**What is asked**
Write out all the lines again, precisely as they stand, but without the images.

+===+

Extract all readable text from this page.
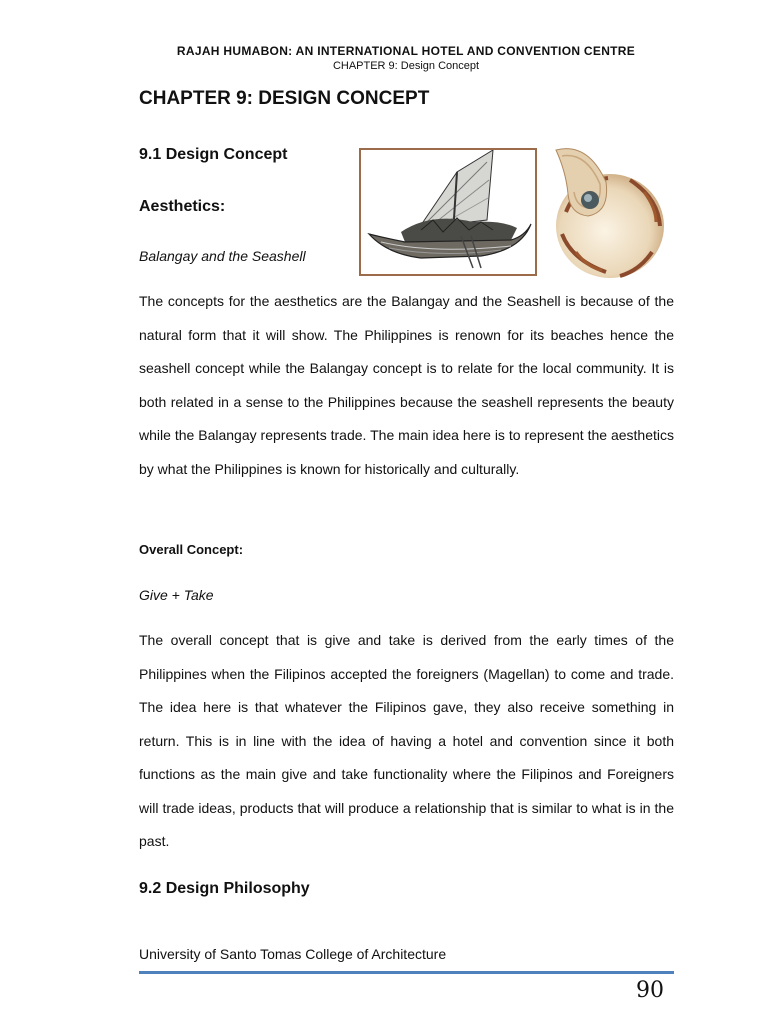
RAJAH HUMABON: AN INTERNATIONAL HOTEL AND CONVENTION CENTRE
CHAPTER 9: Design Concept
CHAPTER 9: DESIGN CONCEPT
9.1 Design Concept
Aesthetics:
Balangay and the Seashell

The concepts for the aesthetics are the Balangay and the Seashell is because of the natural form that it will show. The Philippines is renown for its beaches hence the seashell concept while the Balangay concept is to relate for the local community. It is both related in a sense to the Philippines because the seashell represents the beauty while the Balangay represents trade. The main idea here is to represent the aesthetics by what the Philippines is known for historically and culturally.

Overall Concept:
Give + Take

The overall concept that is give and take is derived from the early times of the Philippines when the Filipinos accepted the foreigners (Magellan) to come and trade. The idea here is that whatever the Filipinos gave, they also receive something in return. This is in line with the idea of having a hotel and convention since it both functions as the main give and take functionality where the Filipinos and Foreigners will trade ideas, products that will produce a relationship that is similar to what is in the past.

9.2 Design Philosophy
University of Santo Tomas College of Architecture
90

+===+

**Task result**
Extract all readable text from this page.
RAJAH HUMABON: AN INTERNATIONAL HOTEL AND CONVENTION CENTRE
CHAPTER 9: Design Concept
CHAPTER 9: DESIGN CONCEPT
9.1 Design Concept
Aesthetics:
Balangay and the Seashell

The concepts for the aesthetics are the Balangay and the Seashell is because of the natural form that it will show. The Philippines is renown for its beaches hence the seashell concept while the Balangay concept is to relate for the local community. It is both related in a sense to the Philippines because the seashell represents the beauty while the Balangay represents trade. The main idea here is to represent the aesthetics by what the Philippines is known for historically and culturally.

Overall Concept:
Give + Take

The overall concept that is give and take is derived from the early times of the Philippines when the Filipinos accepted the foreigners (Magellan) to come and trade. The idea here is that whatever the Filipinos gave, they also receive something in return. This is in line with the idea of having a hotel and convention since it both functions as the main give and take functionality where the Filipinos and Foreigners will trade ideas, products that will produce a relationship that is similar to what is in the past.

9.2 Design Philosophy
University of Santo Tomas College of Architecture
90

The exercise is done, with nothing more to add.